**AIM:**
Within this material, how many lines have the string "from" in them? The answer is a number, with nothing added.

-- BEGIN --

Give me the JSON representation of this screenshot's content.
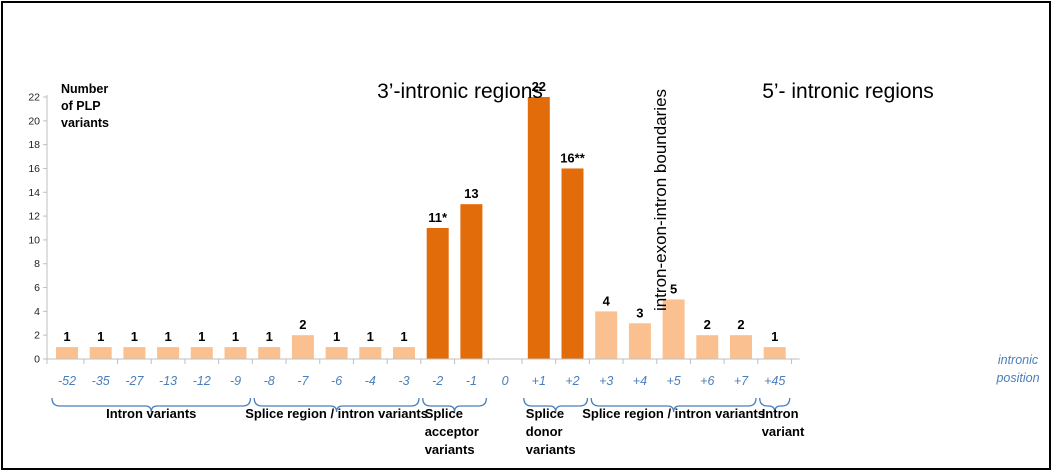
{
  "chart_data": {
    "type": "bar",
    "ylabel_lines": [
      "Number",
      "of PLP",
      "variants"
    ],
    "xlabel_lines": [
      "intronic",
      "position"
    ],
    "ylim": [
      0,
      22
    ],
    "yticks": [
      0,
      2,
      4,
      6,
      8,
      10,
      12,
      14,
      16,
      18,
      20,
      22
    ],
    "grid": false,
    "colors": {
      "dark": "#e36c0a",
      "light": "#fac090",
      "brace": "#4a7ebb",
      "axis": "#bfbfbf"
    },
    "categories": [
      "-52",
      "-35",
      "-27",
      "-13",
      "-12",
      "-9",
      "-8",
      "-7",
      "-6",
      "-4",
      "-3",
      "-2",
      "-1",
      "0",
      "+1",
      "+2",
      "+3",
      "+4",
      "+5",
      "+6",
      "+7",
      "+45"
    ],
    "values": [
      1,
      1,
      1,
      1,
      1,
      1,
      1,
      2,
      1,
      1,
      1,
      11,
      13,
      null,
      22,
      16,
      4,
      3,
      5,
      2,
      2,
      1
    ],
    "value_labels": [
      "1",
      "1",
      "1",
      "1",
      "1",
      "1",
      "1",
      "2",
      "1",
      "1",
      "1",
      "11*",
      "13",
      "",
      "22",
      "16**",
      "4",
      "3",
      "5",
      "2",
      "2",
      "1"
    ],
    "highlight": [
      false,
      false,
      false,
      false,
      false,
      false,
      false,
      false,
      false,
      false,
      false,
      true,
      true,
      false,
      true,
      true,
      false,
      false,
      false,
      false,
      false,
      false
    ],
    "annotations": {
      "left_region": "3’-intronic regions",
      "right_region": "5’- intronic regions",
      "boundary": "intron-exon-intron boundaries"
    },
    "groups": [
      {
        "label_lines": [
          "Intron variants"
        ],
        "from": 0,
        "to": 5
      },
      {
        "label_lines": [
          "Splice region / intron variants"
        ],
        "from": 6,
        "to": 10
      },
      {
        "label_lines": [
          "Splice",
          "acceptor",
          "variants"
        ],
        "from": 11,
        "to": 12
      },
      {
        "label_lines": [
          "Splice",
          "donor",
          "variants"
        ],
        "from": 14,
        "to": 15
      },
      {
        "label_lines": [
          "Splice region / intron variants"
        ],
        "from": 16,
        "to": 20
      },
      {
        "label_lines": [
          "Intron",
          "variant"
        ],
        "from": 21,
        "to": 21
      }
    ]
  }
}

-- END --

**SOLVED EXERCISE:**
6